*Data section:*
§ §

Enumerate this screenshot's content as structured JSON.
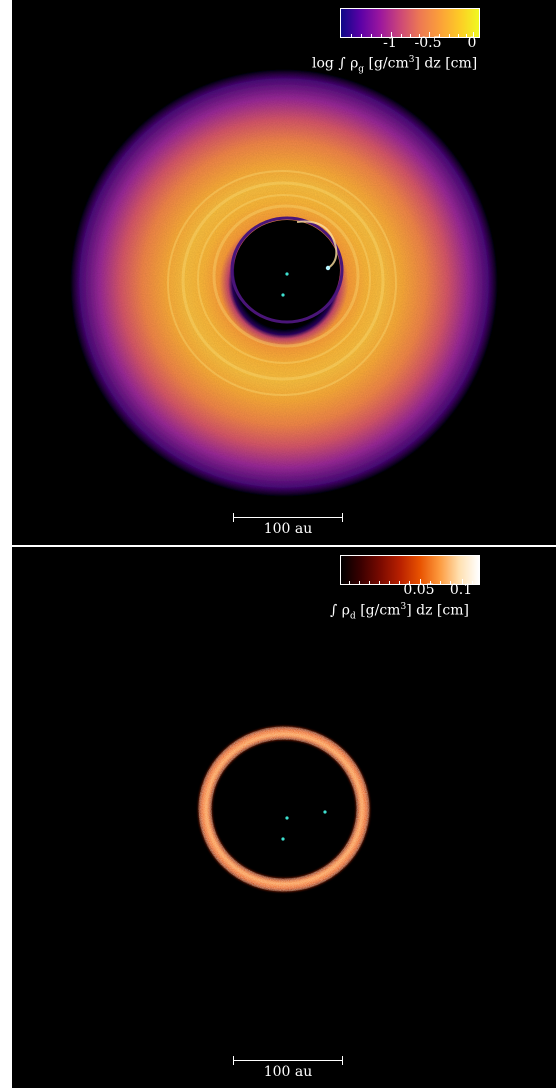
{
  "gas_panel": {
    "colorbar": {
      "tick_labels": [
        "-1",
        "-0.5",
        "0"
      ],
      "title_prefix": "log ∫ ",
      "title_symbol": "ρ",
      "title_sub": "g",
      "title_mid": " [g/cm",
      "title_sup": "3",
      "title_suffix": "] dz [cm]",
      "colormap": [
        "#0d0887",
        "#5c01a6",
        "#9c179e",
        "#cc4778",
        "#ed7953",
        "#fb9f3a",
        "#fdca26",
        "#f0f921"
      ]
    },
    "scalebar_label": "100 au"
  },
  "dust_panel": {
    "colorbar": {
      "tick_labels": [
        "0.05",
        "0.1"
      ],
      "title_prefix": "∫ ",
      "title_symbol": "ρ",
      "title_sub": "d",
      "title_mid": " [g/cm",
      "title_sup": "3",
      "title_suffix": "] dz [cm]",
      "colormap": [
        "#000000",
        "#3a0000",
        "#7a0a00",
        "#b82000",
        "#e85200",
        "#fd9a3e",
        "#ffe0b0",
        "#ffffff"
      ]
    },
    "scalebar_label": "100 au"
  },
  "marker_color": "#3ee0d0"
}
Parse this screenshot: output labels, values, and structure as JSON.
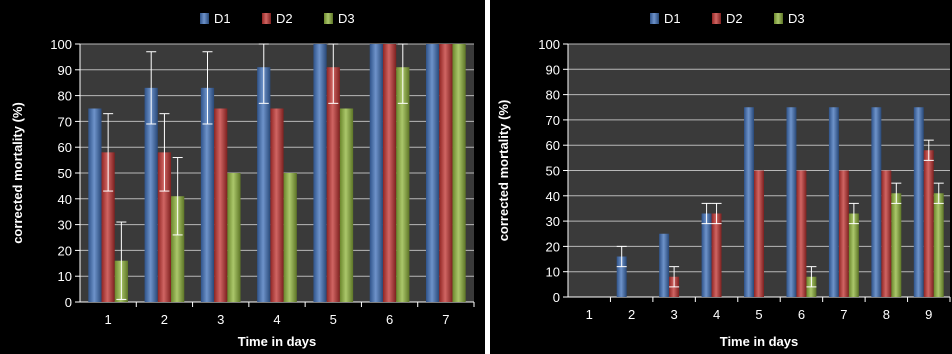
{
  "chart_data": [
    {
      "type": "bar",
      "categories": [
        "1",
        "2",
        "3",
        "4",
        "5",
        "6",
        "7"
      ],
      "series": [
        {
          "name": "D1",
          "color": "#3e6fb8",
          "values": [
            75,
            83,
            83,
            91,
            100,
            100,
            100
          ],
          "errors": [
            0,
            14,
            14,
            14,
            0,
            0,
            0
          ]
        },
        {
          "name": "D2",
          "color": "#c0312f",
          "values": [
            58,
            58,
            75,
            75,
            91,
            100,
            100
          ],
          "errors": [
            15,
            15,
            0,
            0,
            14,
            0,
            0
          ]
        },
        {
          "name": "D3",
          "color": "#8fb43a",
          "values": [
            16,
            41,
            50,
            50,
            75,
            91,
            100
          ],
          "errors": [
            15,
            15,
            0,
            0,
            0,
            14,
            0
          ]
        }
      ],
      "xlabel": "Time in days",
      "ylabel": "corrected mortality (%)",
      "ylim": [
        0,
        100
      ],
      "yticks": [
        0,
        10,
        20,
        30,
        40,
        50,
        60,
        70,
        80,
        90,
        100
      ],
      "grid": true,
      "legend": "top"
    },
    {
      "type": "bar",
      "categories": [
        "1",
        "2",
        "3",
        "4",
        "5",
        "6",
        "7",
        "8",
        "9"
      ],
      "series": [
        {
          "name": "D1",
          "color": "#3e6fb8",
          "values": [
            0,
            16,
            25,
            33,
            75,
            75,
            75,
            75,
            75
          ],
          "errors": [
            0,
            4,
            0,
            4,
            0,
            0,
            0,
            0,
            0
          ]
        },
        {
          "name": "D2",
          "color": "#c0312f",
          "values": [
            0,
            0,
            8,
            33,
            50,
            50,
            50,
            50,
            58
          ],
          "errors": [
            0,
            0,
            4,
            4,
            0,
            0,
            0,
            0,
            4
          ]
        },
        {
          "name": "D3",
          "color": "#8fb43a",
          "values": [
            0,
            0,
            0,
            0,
            0,
            8,
            33,
            41,
            41
          ],
          "errors": [
            0,
            0,
            0,
            0,
            0,
            4,
            4,
            4,
            4
          ]
        }
      ],
      "xlabel": "Time in days",
      "ylabel": "corrected mortality (%)",
      "ylim": [
        0,
        100
      ],
      "yticks": [
        0,
        10,
        20,
        30,
        40,
        50,
        60,
        70,
        80,
        90,
        100
      ],
      "grid": true,
      "legend": "top"
    }
  ]
}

§ §

*Goal:* From the data above, copy each line that has the string "JSON".

*Correct result:*
Enumerate this screenshot's content as structured JSON.
Parse this screenshot: output labels, values, and structure as JSON.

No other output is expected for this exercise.